## Request:
Locate each line of the material that contains "delaktighet", then return it.

[Stored items]
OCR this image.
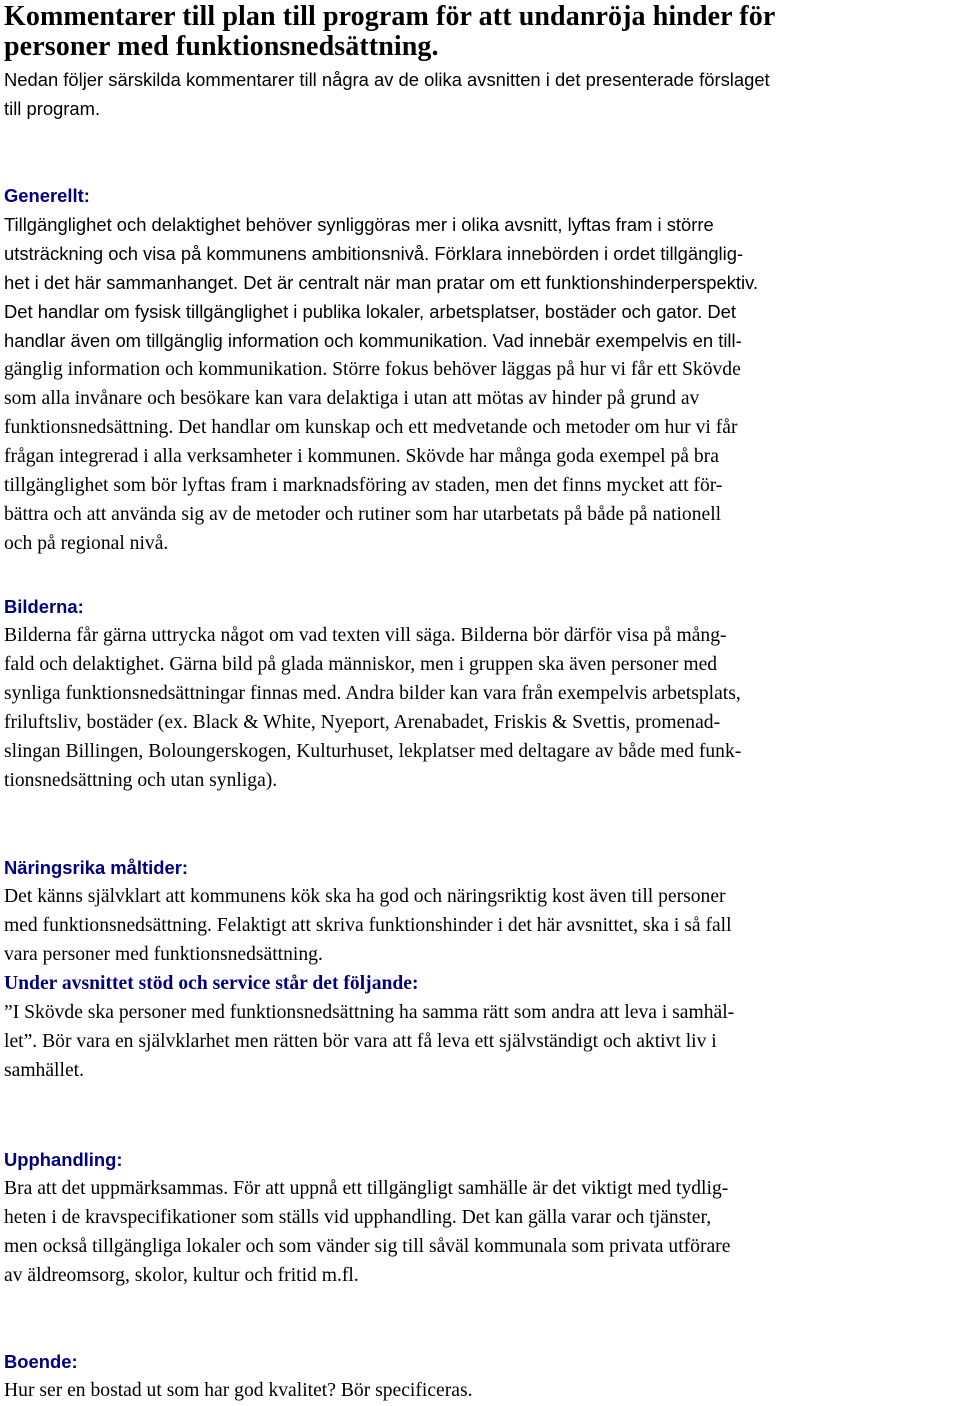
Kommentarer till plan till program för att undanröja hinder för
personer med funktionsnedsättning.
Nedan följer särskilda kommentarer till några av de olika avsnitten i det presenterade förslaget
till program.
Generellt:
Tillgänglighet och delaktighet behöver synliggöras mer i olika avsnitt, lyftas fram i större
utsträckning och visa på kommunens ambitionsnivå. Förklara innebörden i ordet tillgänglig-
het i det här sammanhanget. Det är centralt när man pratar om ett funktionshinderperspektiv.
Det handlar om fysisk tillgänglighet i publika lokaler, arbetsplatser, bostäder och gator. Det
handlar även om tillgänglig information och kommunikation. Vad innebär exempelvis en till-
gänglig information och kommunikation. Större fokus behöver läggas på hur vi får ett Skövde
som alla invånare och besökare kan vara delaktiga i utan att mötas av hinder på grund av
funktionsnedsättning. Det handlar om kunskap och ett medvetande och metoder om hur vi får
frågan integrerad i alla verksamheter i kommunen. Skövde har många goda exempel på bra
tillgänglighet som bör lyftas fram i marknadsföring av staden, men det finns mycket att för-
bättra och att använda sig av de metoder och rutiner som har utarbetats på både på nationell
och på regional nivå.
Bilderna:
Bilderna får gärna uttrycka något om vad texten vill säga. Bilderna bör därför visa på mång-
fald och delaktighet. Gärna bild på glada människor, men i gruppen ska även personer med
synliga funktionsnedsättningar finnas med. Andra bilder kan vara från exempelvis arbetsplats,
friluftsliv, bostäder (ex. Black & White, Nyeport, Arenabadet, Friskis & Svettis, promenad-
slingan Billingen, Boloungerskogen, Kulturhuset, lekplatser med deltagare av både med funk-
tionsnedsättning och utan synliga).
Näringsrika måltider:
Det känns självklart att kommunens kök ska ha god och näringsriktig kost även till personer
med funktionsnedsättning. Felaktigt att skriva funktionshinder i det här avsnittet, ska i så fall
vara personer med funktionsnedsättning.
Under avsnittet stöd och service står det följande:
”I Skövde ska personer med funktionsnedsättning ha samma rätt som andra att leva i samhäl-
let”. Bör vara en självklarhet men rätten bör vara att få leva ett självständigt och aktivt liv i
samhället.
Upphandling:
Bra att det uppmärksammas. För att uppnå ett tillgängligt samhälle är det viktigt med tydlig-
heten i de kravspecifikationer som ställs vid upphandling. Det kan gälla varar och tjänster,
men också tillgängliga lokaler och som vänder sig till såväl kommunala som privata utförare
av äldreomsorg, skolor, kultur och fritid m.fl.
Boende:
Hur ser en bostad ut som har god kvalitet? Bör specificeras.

* * *

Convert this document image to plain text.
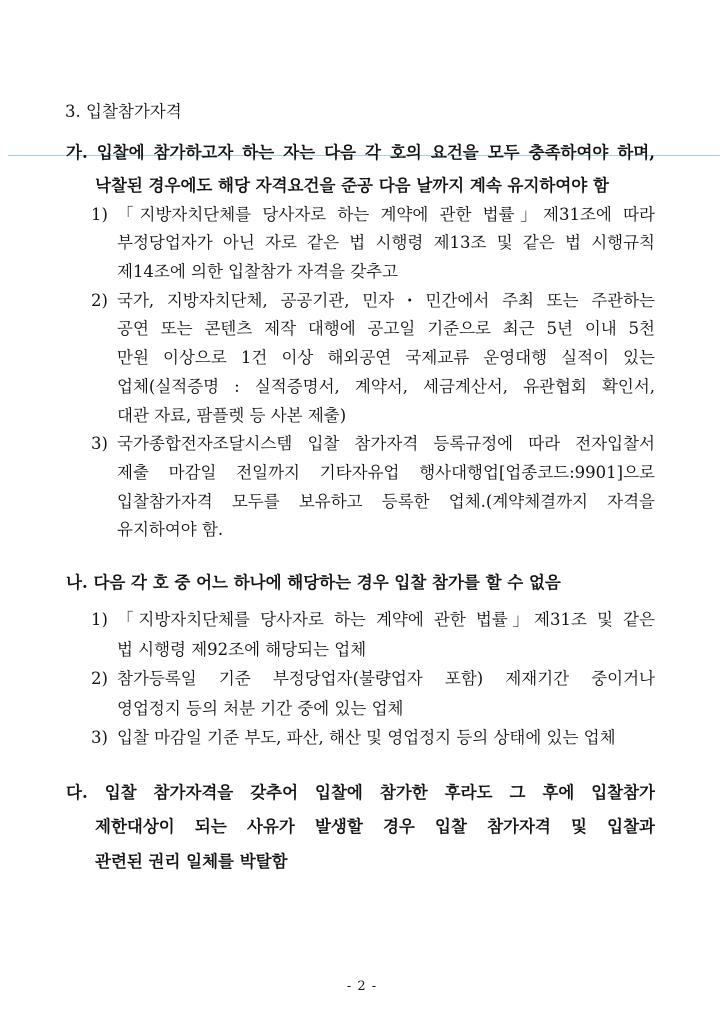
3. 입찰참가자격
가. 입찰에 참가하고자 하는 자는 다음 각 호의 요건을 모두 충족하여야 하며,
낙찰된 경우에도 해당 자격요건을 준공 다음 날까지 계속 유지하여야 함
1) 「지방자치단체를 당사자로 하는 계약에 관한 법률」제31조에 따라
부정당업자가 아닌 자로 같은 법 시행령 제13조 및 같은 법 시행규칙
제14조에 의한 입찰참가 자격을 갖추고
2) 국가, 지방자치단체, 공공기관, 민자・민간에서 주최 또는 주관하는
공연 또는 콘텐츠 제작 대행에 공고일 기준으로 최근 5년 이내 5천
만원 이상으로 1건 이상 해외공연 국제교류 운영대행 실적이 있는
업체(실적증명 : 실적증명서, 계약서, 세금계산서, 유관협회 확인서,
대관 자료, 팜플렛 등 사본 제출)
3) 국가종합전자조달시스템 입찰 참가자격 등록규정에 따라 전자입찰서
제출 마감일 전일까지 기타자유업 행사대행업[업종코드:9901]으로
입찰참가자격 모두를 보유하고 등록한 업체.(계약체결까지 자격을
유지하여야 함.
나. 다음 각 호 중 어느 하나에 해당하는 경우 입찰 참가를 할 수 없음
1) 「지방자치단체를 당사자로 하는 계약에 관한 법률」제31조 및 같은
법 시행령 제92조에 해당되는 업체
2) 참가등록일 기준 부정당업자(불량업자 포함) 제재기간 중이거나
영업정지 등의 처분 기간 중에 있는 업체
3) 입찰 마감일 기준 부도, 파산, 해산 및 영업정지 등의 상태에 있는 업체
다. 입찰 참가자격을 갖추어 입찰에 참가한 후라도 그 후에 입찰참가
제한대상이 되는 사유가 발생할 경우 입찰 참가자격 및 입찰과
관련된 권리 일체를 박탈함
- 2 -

## Task answer:
Tillgänglighet och delaktighet behöver synliggöras mer i olika avsnitt, lyftas fram i större
fald och delaktighet. Gärna bild på glada människor, men i gruppen ska även personer med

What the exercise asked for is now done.